[Start]

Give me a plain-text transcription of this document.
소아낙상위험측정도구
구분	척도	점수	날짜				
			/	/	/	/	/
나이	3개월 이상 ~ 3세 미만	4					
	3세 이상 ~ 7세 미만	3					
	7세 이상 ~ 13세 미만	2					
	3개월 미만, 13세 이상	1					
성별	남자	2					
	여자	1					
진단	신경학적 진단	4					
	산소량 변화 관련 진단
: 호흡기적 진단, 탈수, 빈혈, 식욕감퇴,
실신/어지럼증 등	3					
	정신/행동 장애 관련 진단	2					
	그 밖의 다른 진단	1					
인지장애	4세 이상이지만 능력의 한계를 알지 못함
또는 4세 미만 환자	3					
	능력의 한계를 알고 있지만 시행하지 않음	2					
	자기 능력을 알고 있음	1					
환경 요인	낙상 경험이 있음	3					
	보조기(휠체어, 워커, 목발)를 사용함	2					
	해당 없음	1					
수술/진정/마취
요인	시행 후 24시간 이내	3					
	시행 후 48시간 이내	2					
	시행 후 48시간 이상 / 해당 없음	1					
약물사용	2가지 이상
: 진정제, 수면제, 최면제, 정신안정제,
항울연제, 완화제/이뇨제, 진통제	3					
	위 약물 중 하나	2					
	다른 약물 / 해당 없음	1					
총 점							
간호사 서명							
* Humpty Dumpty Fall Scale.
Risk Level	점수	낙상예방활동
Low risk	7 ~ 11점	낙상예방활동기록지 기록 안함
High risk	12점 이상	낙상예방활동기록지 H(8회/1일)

[End]

● **SHORT TASK**: Repeat the data in its entirety, character for character.

● **COMPLETE RESPONSE**:
Give me a plain-text transcription of this document.
소아낙상위험측정도구
구분	척도	점수	날짜				
			/	/	/	/	/
나이	3개월 이상 ~ 3세 미만	4					
	3세 이상 ~ 7세 미만	3					
	7세 이상 ~ 13세 미만	2					
	3개월 미만, 13세 이상	1					
성별	남자	2					
	여자	1					
진단	신경학적 진단	4					
	산소량 변화 관련 진단
: 호흡기적 진단, 탈수, 빈혈, 식욕감퇴,
실신/어지럼증 등	3					
	정신/행동 장애 관련 진단	2					
	그 밖의 다른 진단	1					
인지장애	4세 이상이지만 능력의 한계를 알지 못함
또는 4세 미만 환자	3					
	능력의 한계를 알고 있지만 시행하지 않음	2					
	자기 능력을 알고 있음	1					
환경 요인	낙상 경험이 있음	3					
	보조기(휠체어, 워커, 목발)를 사용함	2					
	해당 없음	1					
수술/진정/마취
요인	시행 후 24시간 이내	3					
	시행 후 48시간 이내	2					
	시행 후 48시간 이상 / 해당 없음	1					
약물사용	2가지 이상
: 진정제, 수면제, 최면제, 정신안정제,
항울연제, 완화제/이뇨제, 진통제	3					
	위 약물 중 하나	2					
	다른 약물 / 해당 없음	1					
총 점							
간호사 서명							
* Humpty Dumpty Fall Scale.
Risk Level	점수	낙상예방활동
Low risk	7 ~ 11점	낙상예방활동기록지 기록 안함
High risk	12점 이상	낙상예방활동기록지 H(8회/1일)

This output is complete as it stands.